■ Problem to work on
Transcribe the full listing exactly, and drop every picture.
* START Input data *
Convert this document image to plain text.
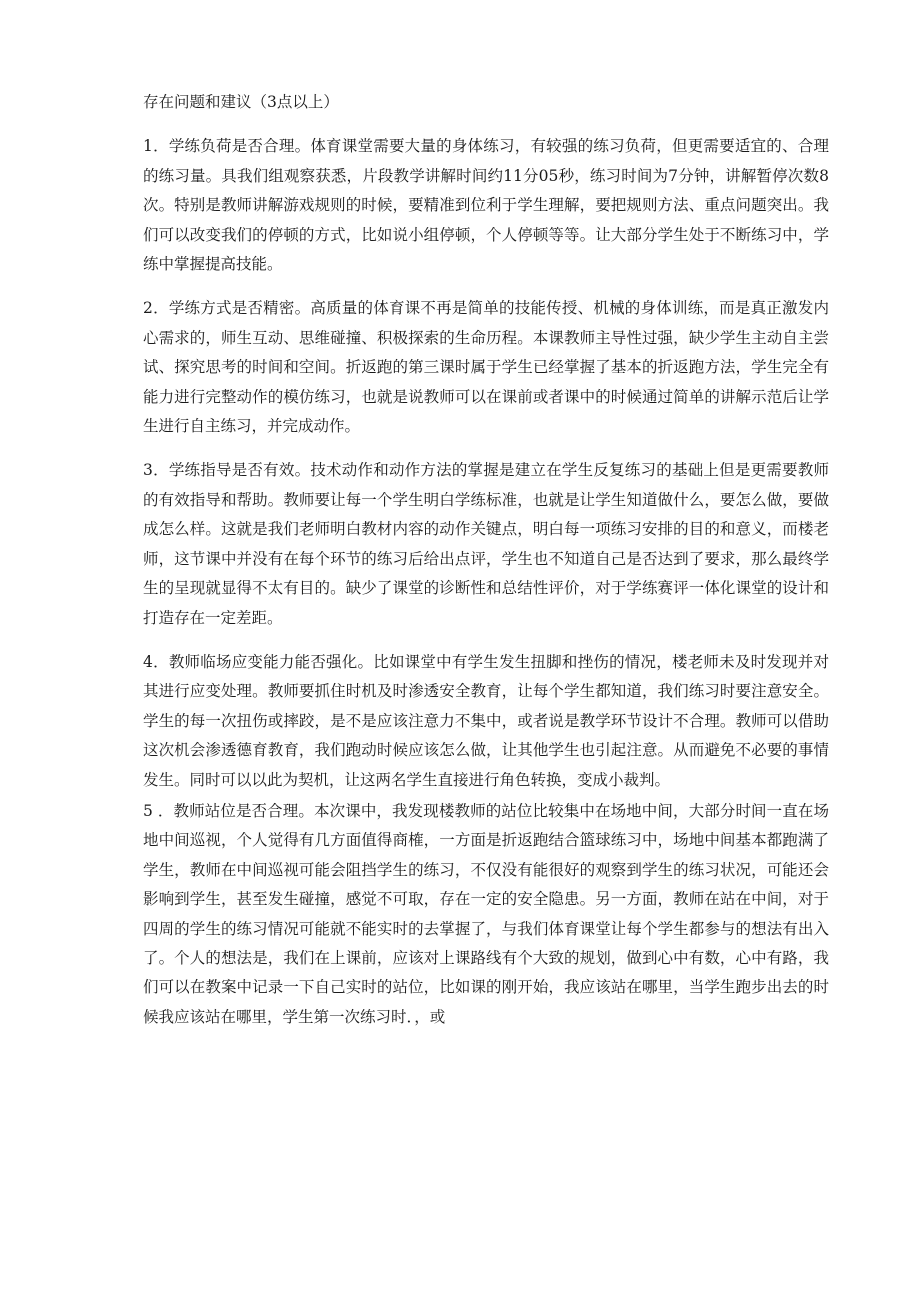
存在问题和建议（3点以上）

1．学练负荷是否合理。体育课堂需要大量的身体练习，有较强的练习负荷，但更需要适宜的、合理的练习量。具我们组观察获悉，片段教学讲解时间约11分05秒，练习时间为7分钟，讲解暂停次数8次。特别是教师讲解游戏规则的时候，要精准到位利于学生理解，要把规则方法、重点问题突出。我们可以改变我们的停顿的方式，比如说小组停顿，个人停顿等等。让大部分学生处于不断练习中，学练中掌握提高技能。

2．学练方式是否精密。高质量的体育课不再是简单的技能传授、机械的身体训练，而是真正激发内心需求的，师生互动、思维碰撞、积极探索的生命历程。本课教师主导性过强，缺少学生主动自主尝试、探究思考的时间和空间。折返跑的第三课时属于学生已经掌握了基本的折返跑方法，学生完全有能力进行完整动作的模仿练习，也就是说教师可以在课前或者课中的时候通过简单的讲解示范后让学生进行自主练习，并完成动作。

3．学练指导是否有效。技术动作和动作方法的掌握是建立在学生反复练习的基础上但是更需要教师的有效指导和帮助。教师要让每一个学生明白学练标准，也就是让学生知道做什么，要怎么做，要做成怎么样。这就是我们老师明白教材内容的动作关键点，明白每一项练习安排的目的和意义，而楼老师，这节课中并没有在每个环节的练习后给出点评，学生也不知道自己是否达到了要求，那么最终学生的呈现就显得不太有目的。缺少了课堂的诊断性和总结性评价，对于学练赛评一体化课堂的设计和打造存在一定差距。

4．教师临场应变能力能否强化。比如课堂中有学生发生扭脚和挫伤的情况，楼老师未及时发现并对其进行应变处理。教师要抓住时机及时渗透安全教育，让每个学生都知道，我们练习时要注意安全。学生的每一次扭伤或摔跤，是不是应该注意力不集中，或者说是教学环节设计不合理。教师可以借助这次机会渗透德育教育，我们跑动时候应该怎么做，让其他学生也引起注意。从而避免不必要的事情发生。同时可以以此为契机，让这两名学生直接进行角色转换，变成小裁判。

5 ．教师站位是否合理。本次课中，我发现楼教师的站位比较集中在场地中间，大部分时间一直在场地中间巡视，个人觉得有几方面值得商榷，一方面是折返跑结合篮球练习中，场地中间基本都跑满了学生，教师在中间巡视可能会阻挡学生的练习，不仅没有能很好的观察到学生的练习状况，可能还会影响到学生，甚至发生碰撞，感觉不可取，存在一定的安全隐患。另一方面，教师在站在中间，对于四周的学生的练习情况可能就不能实时的去掌握了，与我们体育课堂让每个学生都参与的想法有出入了。个人的想法是，我们在上课前，应该对上课路线有个大致的规划，做到心中有数，心中有路，我们可以在教案中记录一下自己实时的站位，比如课的刚开始，我应该站在哪里，当学生跑步出去的时候我应该站在哪里，学生第一次练习时．，或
* END Input data *
■ Result for this task
Convert this document image to plain text.
存在问题和建议（3点以上）

1．学练负荷是否合理。体育课堂需要大量的身体练习，有较强的练习负荷，但更需要适宜的、合理的练习量。具我们组观察获悉，片段教学讲解时间约11分05秒，练习时间为7分钟，讲解暂停次数8次。特别是教师讲解游戏规则的时候，要精准到位利于学生理解，要把规则方法、重点问题突出。我们可以改变我们的停顿的方式，比如说小组停顿，个人停顿等等。让大部分学生处于不断练习中，学练中掌握提高技能。

2．学练方式是否精密。高质量的体育课不再是简单的技能传授、机械的身体训练，而是真正激发内心需求的，师生互动、思维碰撞、积极探索的生命历程。本课教师主导性过强，缺少学生主动自主尝试、探究思考的时间和空间。折返跑的第三课时属于学生已经掌握了基本的折返跑方法，学生完全有能力进行完整动作的模仿练习，也就是说教师可以在课前或者课中的时候通过简单的讲解示范后让学生进行自主练习，并完成动作。

3．学练指导是否有效。技术动作和动作方法的掌握是建立在学生反复练习的基础上但是更需要教师的有效指导和帮助。教师要让每一个学生明白学练标准，也就是让学生知道做什么，要怎么做，要做成怎么样。这就是我们老师明白教材内容的动作关键点，明白每一项练习安排的目的和意义，而楼老师，这节课中并没有在每个环节的练习后给出点评，学生也不知道自己是否达到了要求，那么最终学生的呈现就显得不太有目的。缺少了课堂的诊断性和总结性评价，对于学练赛评一体化课堂的设计和打造存在一定差距。

4．教师临场应变能力能否强化。比如课堂中有学生发生扭脚和挫伤的情况，楼老师未及时发现并对其进行应变处理。教师要抓住时机及时渗透安全教育，让每个学生都知道，我们练习时要注意安全。学生的每一次扭伤或摔跤，是不是应该注意力不集中，或者说是教学环节设计不合理。教师可以借助这次机会渗透德育教育，我们跑动时候应该怎么做，让其他学生也引起注意。从而避免不必要的事情发生。同时可以以此为契机，让这两名学生直接进行角色转换，变成小裁判。

5 ．教师站位是否合理。本次课中，我发现楼教师的站位比较集中在场地中间，大部分时间一直在场地中间巡视，个人觉得有几方面值得商榷，一方面是折返跑结合篮球练习中，场地中间基本都跑满了学生，教师在中间巡视可能会阻挡学生的练习，不仅没有能很好的观察到学生的练习状况，可能还会影响到学生，甚至发生碰撞，感觉不可取，存在一定的安全隐患。另一方面，教师在站在中间，对于四周的学生的练习情况可能就不能实时的去掌握了，与我们体育课堂让每个学生都参与的想法有出入了。个人的想法是，我们在上课前，应该对上课路线有个大致的规划，做到心中有数，心中有路，我们可以在教案中记录一下自己实时的站位，比如课的刚开始，我应该站在哪里，当学生跑步出去的时候我应该站在哪里，学生第一次练习时．，或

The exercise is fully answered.